### WHAT YOU HAVE TO DO
Transcribe the listing verbatim. Do not carry over any pictures.

### Entries with figure data
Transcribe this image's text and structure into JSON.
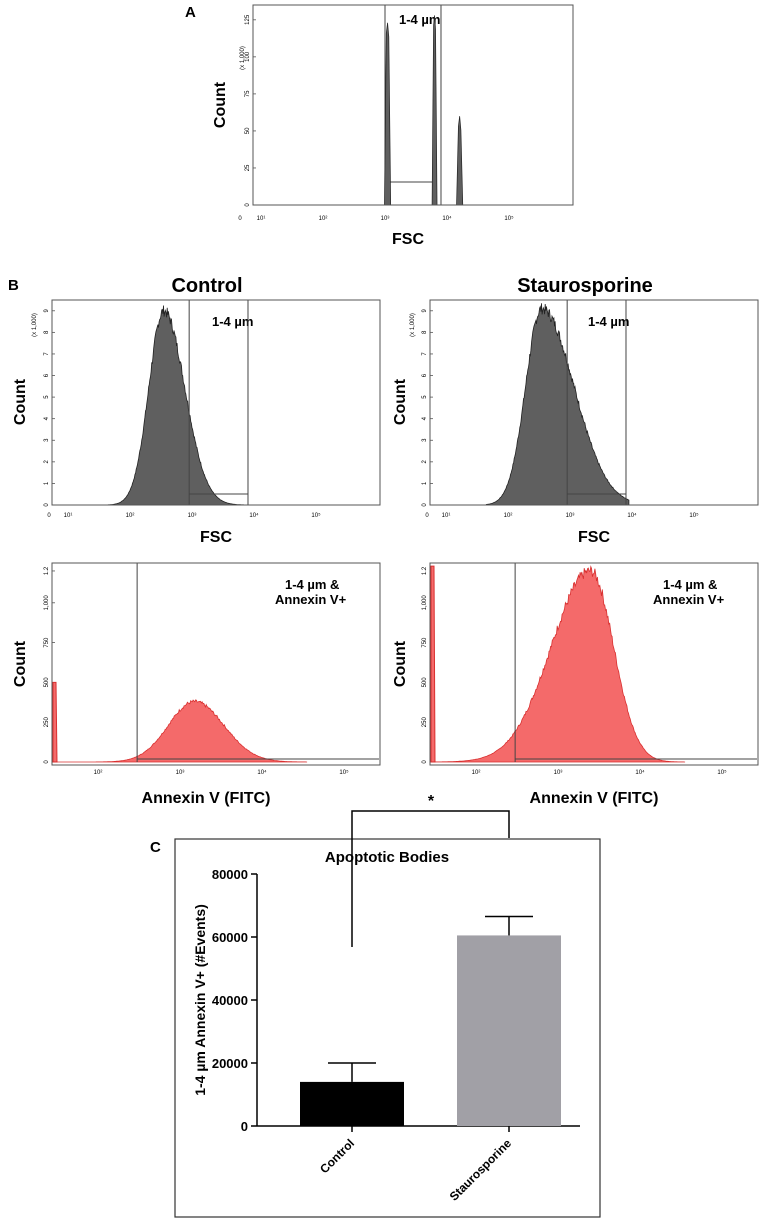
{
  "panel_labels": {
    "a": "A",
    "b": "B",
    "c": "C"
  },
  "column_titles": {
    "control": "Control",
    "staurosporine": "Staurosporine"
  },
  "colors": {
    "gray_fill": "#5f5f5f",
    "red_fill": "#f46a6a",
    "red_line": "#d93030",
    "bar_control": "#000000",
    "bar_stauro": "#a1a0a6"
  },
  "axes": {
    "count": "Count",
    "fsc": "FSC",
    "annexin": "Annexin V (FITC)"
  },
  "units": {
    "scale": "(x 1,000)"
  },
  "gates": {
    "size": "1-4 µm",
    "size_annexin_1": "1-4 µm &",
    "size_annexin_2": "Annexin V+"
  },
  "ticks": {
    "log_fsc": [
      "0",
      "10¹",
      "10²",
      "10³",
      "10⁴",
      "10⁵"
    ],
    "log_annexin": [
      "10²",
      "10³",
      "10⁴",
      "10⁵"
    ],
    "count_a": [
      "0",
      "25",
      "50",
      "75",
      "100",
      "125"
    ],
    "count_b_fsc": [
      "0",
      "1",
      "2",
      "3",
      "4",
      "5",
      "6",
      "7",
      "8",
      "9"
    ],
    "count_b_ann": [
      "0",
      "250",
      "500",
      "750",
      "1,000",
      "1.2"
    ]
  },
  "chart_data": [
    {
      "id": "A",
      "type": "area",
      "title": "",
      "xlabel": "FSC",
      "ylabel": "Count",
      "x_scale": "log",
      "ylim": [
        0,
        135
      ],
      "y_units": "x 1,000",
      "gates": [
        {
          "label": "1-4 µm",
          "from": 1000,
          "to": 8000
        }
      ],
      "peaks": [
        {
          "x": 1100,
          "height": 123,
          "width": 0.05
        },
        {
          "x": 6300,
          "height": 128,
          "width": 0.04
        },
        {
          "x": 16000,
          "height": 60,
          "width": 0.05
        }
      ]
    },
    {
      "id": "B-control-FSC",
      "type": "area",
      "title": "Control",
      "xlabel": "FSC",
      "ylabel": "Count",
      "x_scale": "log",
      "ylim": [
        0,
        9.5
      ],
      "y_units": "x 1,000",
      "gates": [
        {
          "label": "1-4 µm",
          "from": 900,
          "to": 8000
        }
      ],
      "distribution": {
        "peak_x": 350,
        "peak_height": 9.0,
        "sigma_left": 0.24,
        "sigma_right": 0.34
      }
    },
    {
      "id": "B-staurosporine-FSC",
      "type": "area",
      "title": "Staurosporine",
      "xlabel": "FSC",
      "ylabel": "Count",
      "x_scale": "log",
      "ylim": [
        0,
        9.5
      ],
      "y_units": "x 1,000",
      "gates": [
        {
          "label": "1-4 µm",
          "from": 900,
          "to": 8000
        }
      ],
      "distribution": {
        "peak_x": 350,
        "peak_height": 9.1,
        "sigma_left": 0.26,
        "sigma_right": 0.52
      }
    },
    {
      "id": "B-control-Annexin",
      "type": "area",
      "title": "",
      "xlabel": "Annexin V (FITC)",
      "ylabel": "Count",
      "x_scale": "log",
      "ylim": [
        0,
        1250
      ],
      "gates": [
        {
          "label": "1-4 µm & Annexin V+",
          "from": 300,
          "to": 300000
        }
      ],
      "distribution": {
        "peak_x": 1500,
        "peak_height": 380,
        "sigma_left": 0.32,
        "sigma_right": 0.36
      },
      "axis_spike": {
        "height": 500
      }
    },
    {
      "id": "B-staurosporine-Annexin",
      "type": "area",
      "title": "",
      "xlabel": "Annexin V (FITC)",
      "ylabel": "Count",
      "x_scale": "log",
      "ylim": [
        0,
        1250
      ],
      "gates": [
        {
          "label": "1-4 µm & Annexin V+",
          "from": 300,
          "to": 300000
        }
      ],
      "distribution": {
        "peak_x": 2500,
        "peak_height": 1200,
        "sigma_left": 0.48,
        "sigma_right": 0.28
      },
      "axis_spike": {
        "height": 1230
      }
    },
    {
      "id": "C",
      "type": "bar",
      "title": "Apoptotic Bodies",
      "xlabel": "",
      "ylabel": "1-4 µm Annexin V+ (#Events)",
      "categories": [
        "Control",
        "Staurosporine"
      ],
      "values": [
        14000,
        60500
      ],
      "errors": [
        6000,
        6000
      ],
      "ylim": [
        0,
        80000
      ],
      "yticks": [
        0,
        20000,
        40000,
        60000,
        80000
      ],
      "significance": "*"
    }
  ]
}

### ANSWER
Transcribe this image's text and structure into JSON.
{
  "panel_labels": {
    "a": "A",
    "b": "B",
    "c": "C"
  },
  "column_titles": {
    "control": "Control",
    "staurosporine": "Staurosporine"
  },
  "colors": {
    "gray_fill": "#5f5f5f",
    "red_fill": "#f46a6a",
    "red_line": "#d93030",
    "bar_control": "#000000",
    "bar_stauro": "#a1a0a6"
  },
  "axes": {
    "count": "Count",
    "fsc": "FSC",
    "annexin": "Annexin V (FITC)"
  },
  "units": {
    "scale": "(x 1,000)"
  },
  "gates": {
    "size": "1-4 µm",
    "size_annexin_1": "1-4 µm &",
    "size_annexin_2": "Annexin V+"
  },
  "ticks": {
    "log_fsc": [
      "0",
      "10¹",
      "10²",
      "10³",
      "10⁴",
      "10⁵"
    ],
    "log_annexin": [
      "10²",
      "10³",
      "10⁴",
      "10⁵"
    ],
    "count_a": [
      "0",
      "25",
      "50",
      "75",
      "100",
      "125"
    ],
    "count_b_fsc": [
      "0",
      "1",
      "2",
      "3",
      "4",
      "5",
      "6",
      "7",
      "8",
      "9"
    ],
    "count_b_ann": [
      "0",
      "250",
      "500",
      "750",
      "1,000",
      "1.2"
    ]
  },
  "chart_data": [
    {
      "id": "A",
      "type": "area",
      "title": "",
      "xlabel": "FSC",
      "ylabel": "Count",
      "x_scale": "log",
      "ylim": [
        0,
        135
      ],
      "y_units": "x 1,000",
      "gates": [
        {
          "label": "1-4 µm",
          "from": 1000,
          "to": 8000
        }
      ],
      "peaks": [
        {
          "x": 1100,
          "height": 123,
          "width": 0.05
        },
        {
          "x": 6300,
          "height": 128,
          "width": 0.04
        },
        {
          "x": 16000,
          "height": 60,
          "width": 0.05
        }
      ]
    },
    {
      "id": "B-control-FSC",
      "type": "area",
      "title": "Control",
      "xlabel": "FSC",
      "ylabel": "Count",
      "x_scale": "log",
      "ylim": [
        0,
        9.5
      ],
      "y_units": "x 1,000",
      "gates": [
        {
          "label": "1-4 µm",
          "from": 900,
          "to": 8000
        }
      ],
      "distribution": {
        "peak_x": 350,
        "peak_height": 9.0,
        "sigma_left": 0.24,
        "sigma_right": 0.34
      }
    },
    {
      "id": "B-staurosporine-FSC",
      "type": "area",
      "title": "Staurosporine",
      "xlabel": "FSC",
      "ylabel": "Count",
      "x_scale": "log",
      "ylim": [
        0,
        9.5
      ],
      "y_units": "x 1,000",
      "gates": [
        {
          "label": "1-4 µm",
          "from": 900,
          "to": 8000
        }
      ],
      "distribution": {
        "peak_x": 350,
        "peak_height": 9.1,
        "sigma_left": 0.26,
        "sigma_right": 0.52
      }
    },
    {
      "id": "B-control-Annexin",
      "type": "area",
      "title": "",
      "xlabel": "Annexin V (FITC)",
      "ylabel": "Count",
      "x_scale": "log",
      "ylim": [
        0,
        1250
      ],
      "gates": [
        {
          "label": "1-4 µm & Annexin V+",
          "from": 300,
          "to": 300000
        }
      ],
      "distribution": {
        "peak_x": 1500,
        "peak_height": 380,
        "sigma_left": 0.32,
        "sigma_right": 0.36
      },
      "axis_spike": {
        "height": 500
      }
    },
    {
      "id": "B-staurosporine-Annexin",
      "type": "area",
      "title": "",
      "xlabel": "Annexin V (FITC)",
      "ylabel": "Count",
      "x_scale": "log",
      "ylim": [
        0,
        1250
      ],
      "gates": [
        {
          "label": "1-4 µm & Annexin V+",
          "from": 300,
          "to": 300000
        }
      ],
      "distribution": {
        "peak_x": 2500,
        "peak_height": 1200,
        "sigma_left": 0.48,
        "sigma_right": 0.28
      },
      "axis_spike": {
        "height": 1230
      }
    },
    {
      "id": "C",
      "type": "bar",
      "title": "Apoptotic Bodies",
      "xlabel": "",
      "ylabel": "1-4 µm Annexin V+ (#Events)",
      "categories": [
        "Control",
        "Staurosporine"
      ],
      "values": [
        14000,
        60500
      ],
      "errors": [
        6000,
        6000
      ],
      "ylim": [
        0,
        80000
      ],
      "yticks": [
        0,
        20000,
        40000,
        60000,
        80000
      ],
      "significance": "*"
    }
  ]
}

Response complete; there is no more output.